Task statement ▸ Output the data below exactly, down to the last character.
───
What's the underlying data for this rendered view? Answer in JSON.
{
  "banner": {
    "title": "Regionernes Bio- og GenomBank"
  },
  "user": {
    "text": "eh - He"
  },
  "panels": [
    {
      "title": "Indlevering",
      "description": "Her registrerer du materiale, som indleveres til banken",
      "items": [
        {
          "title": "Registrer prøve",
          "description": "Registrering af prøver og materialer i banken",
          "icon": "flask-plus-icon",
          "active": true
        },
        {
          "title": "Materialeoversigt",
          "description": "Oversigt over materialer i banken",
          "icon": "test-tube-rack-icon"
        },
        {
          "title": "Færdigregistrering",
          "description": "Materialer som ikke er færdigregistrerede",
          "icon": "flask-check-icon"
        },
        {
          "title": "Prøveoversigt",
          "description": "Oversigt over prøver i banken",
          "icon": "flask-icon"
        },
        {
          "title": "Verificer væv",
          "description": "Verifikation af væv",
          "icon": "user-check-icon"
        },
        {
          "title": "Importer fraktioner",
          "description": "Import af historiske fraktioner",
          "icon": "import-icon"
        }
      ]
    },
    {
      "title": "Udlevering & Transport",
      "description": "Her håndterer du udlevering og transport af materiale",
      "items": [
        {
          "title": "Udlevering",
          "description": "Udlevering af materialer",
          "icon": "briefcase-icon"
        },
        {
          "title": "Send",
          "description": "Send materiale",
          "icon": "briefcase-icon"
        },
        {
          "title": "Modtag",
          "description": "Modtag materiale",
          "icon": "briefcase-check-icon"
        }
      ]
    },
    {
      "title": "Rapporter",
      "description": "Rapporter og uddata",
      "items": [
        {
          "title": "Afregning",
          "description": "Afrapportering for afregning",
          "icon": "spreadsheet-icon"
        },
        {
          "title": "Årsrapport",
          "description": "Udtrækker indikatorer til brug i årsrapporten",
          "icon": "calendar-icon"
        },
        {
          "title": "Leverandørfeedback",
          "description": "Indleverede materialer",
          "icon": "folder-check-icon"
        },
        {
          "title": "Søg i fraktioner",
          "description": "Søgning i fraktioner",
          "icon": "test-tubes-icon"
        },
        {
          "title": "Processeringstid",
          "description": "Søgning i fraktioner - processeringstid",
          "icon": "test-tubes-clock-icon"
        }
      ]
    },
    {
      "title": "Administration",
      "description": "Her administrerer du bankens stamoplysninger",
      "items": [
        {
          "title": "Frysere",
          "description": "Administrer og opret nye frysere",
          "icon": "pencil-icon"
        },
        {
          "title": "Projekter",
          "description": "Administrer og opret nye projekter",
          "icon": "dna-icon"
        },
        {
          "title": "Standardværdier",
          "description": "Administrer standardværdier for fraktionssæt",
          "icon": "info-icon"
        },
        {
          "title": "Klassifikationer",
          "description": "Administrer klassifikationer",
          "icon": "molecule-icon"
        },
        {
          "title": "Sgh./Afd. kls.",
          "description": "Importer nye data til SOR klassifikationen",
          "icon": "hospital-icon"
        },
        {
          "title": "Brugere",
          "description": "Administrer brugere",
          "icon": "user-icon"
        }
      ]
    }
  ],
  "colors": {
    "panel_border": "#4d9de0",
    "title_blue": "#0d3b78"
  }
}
───
Answer section ▸
What's the underlying data for this rendered view? Answer in JSON.
{
  "banner": {
    "title": "Regionernes Bio- og GenomBank"
  },
  "user": {
    "text": "eh - He"
  },
  "panels": [
    {
      "title": "Indlevering",
      "description": "Her registrerer du materiale, som indleveres til banken",
      "items": [
        {
          "title": "Registrer prøve",
          "description": "Registrering af prøver og materialer i banken",
          "icon": "flask-plus-icon",
          "active": true
        },
        {
          "title": "Materialeoversigt",
          "description": "Oversigt over materialer i banken",
          "icon": "test-tube-rack-icon"
        },
        {
          "title": "Færdigregistrering",
          "description": "Materialer som ikke er færdigregistrerede",
          "icon": "flask-check-icon"
        },
        {
          "title": "Prøveoversigt",
          "description": "Oversigt over prøver i banken",
          "icon": "flask-icon"
        },
        {
          "title": "Verificer væv",
          "description": "Verifikation af væv",
          "icon": "user-check-icon"
        },
        {
          "title": "Importer fraktioner",
          "description": "Import af historiske fraktioner",
          "icon": "import-icon"
        }
      ]
    },
    {
      "title": "Udlevering & Transport",
      "description": "Her håndterer du udlevering og transport af materiale",
      "items": [
        {
          "title": "Udlevering",
          "description": "Udlevering af materialer",
          "icon": "briefcase-icon"
        },
        {
          "title": "Send",
          "description": "Send materiale",
          "icon": "briefcase-icon"
        },
        {
          "title": "Modtag",
          "description": "Modtag materiale",
          "icon": "briefcase-check-icon"
        }
      ]
    },
    {
      "title": "Rapporter",
      "description": "Rapporter og uddata",
      "items": [
        {
          "title": "Afregning",
          "description": "Afrapportering for afregning",
          "icon": "spreadsheet-icon"
        },
        {
          "title": "Årsrapport",
          "description": "Udtrækker indikatorer til brug i årsrapporten",
          "icon": "calendar-icon"
        },
        {
          "title": "Leverandørfeedback",
          "description": "Indleverede materialer",
          "icon": "folder-check-icon"
        },
        {
          "title": "Søg i fraktioner",
          "description": "Søgning i fraktioner",
          "icon": "test-tubes-icon"
        },
        {
          "title": "Processeringstid",
          "description": "Søgning i fraktioner - processeringstid",
          "icon": "test-tubes-clock-icon"
        }
      ]
    },
    {
      "title": "Administration",
      "description": "Her administrerer du bankens stamoplysninger",
      "items": [
        {
          "title": "Frysere",
          "description": "Administrer og opret nye frysere",
          "icon": "pencil-icon"
        },
        {
          "title": "Projekter",
          "description": "Administrer og opret nye projekter",
          "icon": "dna-icon"
        },
        {
          "title": "Standardværdier",
          "description": "Administrer standardværdier for fraktionssæt",
          "icon": "info-icon"
        },
        {
          "title": "Klassifikationer",
          "description": "Administrer klassifikationer",
          "icon": "molecule-icon"
        },
        {
          "title": "Sgh./Afd. kls.",
          "description": "Importer nye data til SOR klassifikationen",
          "icon": "hospital-icon"
        },
        {
          "title": "Brugere",
          "description": "Administrer brugere",
          "icon": "user-icon"
        }
      ]
    }
  ],
  "colors": {
    "panel_border": "#4d9de0",
    "title_blue": "#0d3b78"
  }
}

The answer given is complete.